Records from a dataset
☆ ☆ ☆
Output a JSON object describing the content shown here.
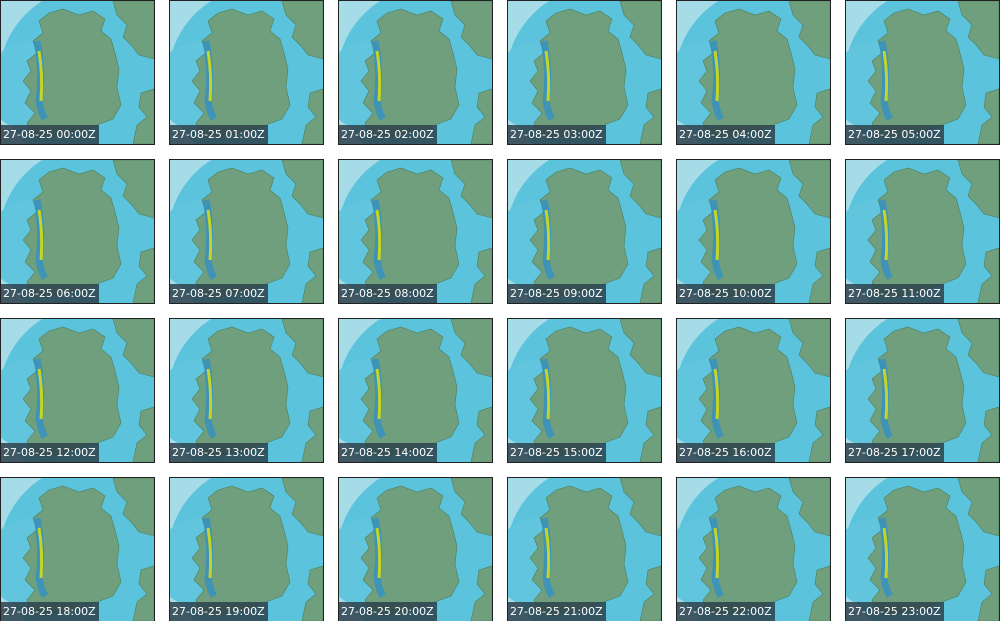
{
  "frames": [
    {
      "label": "27-08-25 00:00Z"
    },
    {
      "label": "27-08-25 01:00Z"
    },
    {
      "label": "27-08-25 02:00Z"
    },
    {
      "label": "27-08-25 03:00Z"
    },
    {
      "label": "27-08-25 04:00Z"
    },
    {
      "label": "27-08-25 05:00Z"
    },
    {
      "label": "27-08-25 06:00Z"
    },
    {
      "label": "27-08-25 07:00Z"
    },
    {
      "label": "27-08-25 08:00Z"
    },
    {
      "label": "27-08-25 09:00Z"
    },
    {
      "label": "27-08-25 10:00Z"
    },
    {
      "label": "27-08-25 11:00Z"
    },
    {
      "label": "27-08-25 12:00Z"
    },
    {
      "label": "27-08-25 13:00Z"
    },
    {
      "label": "27-08-25 14:00Z"
    },
    {
      "label": "27-08-25 15:00Z"
    },
    {
      "label": "27-08-25 16:00Z"
    },
    {
      "label": "27-08-25 17:00Z"
    },
    {
      "label": "27-08-25 18:00Z"
    },
    {
      "label": "27-08-25 19:00Z"
    },
    {
      "label": "27-08-25 20:00Z"
    },
    {
      "label": "27-08-25 21:00Z"
    },
    {
      "label": "27-08-25 22:00Z"
    },
    {
      "label": "27-08-25 23:00Z"
    }
  ]
}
☆ ☆ ☆
--- STATED PROBLEM ---
The records above need to be restated word for word, with the pictures left out.

--- FULL RESPONSE ---
Output a JSON object describing the content shown here.
{
  "frames": [
    {
      "label": "27-08-25 00:00Z"
    },
    {
      "label": "27-08-25 01:00Z"
    },
    {
      "label": "27-08-25 02:00Z"
    },
    {
      "label": "27-08-25 03:00Z"
    },
    {
      "label": "27-08-25 04:00Z"
    },
    {
      "label": "27-08-25 05:00Z"
    },
    {
      "label": "27-08-25 06:00Z"
    },
    {
      "label": "27-08-25 07:00Z"
    },
    {
      "label": "27-08-25 08:00Z"
    },
    {
      "label": "27-08-25 09:00Z"
    },
    {
      "label": "27-08-25 10:00Z"
    },
    {
      "label": "27-08-25 11:00Z"
    },
    {
      "label": "27-08-25 12:00Z"
    },
    {
      "label": "27-08-25 13:00Z"
    },
    {
      "label": "27-08-25 14:00Z"
    },
    {
      "label": "27-08-25 15:00Z"
    },
    {
      "label": "27-08-25 16:00Z"
    },
    {
      "label": "27-08-25 17:00Z"
    },
    {
      "label": "27-08-25 18:00Z"
    },
    {
      "label": "27-08-25 19:00Z"
    },
    {
      "label": "27-08-25 20:00Z"
    },
    {
      "label": "27-08-25 21:00Z"
    },
    {
      "label": "27-08-25 22:00Z"
    },
    {
      "label": "27-08-25 23:00Z"
    }
  ]
}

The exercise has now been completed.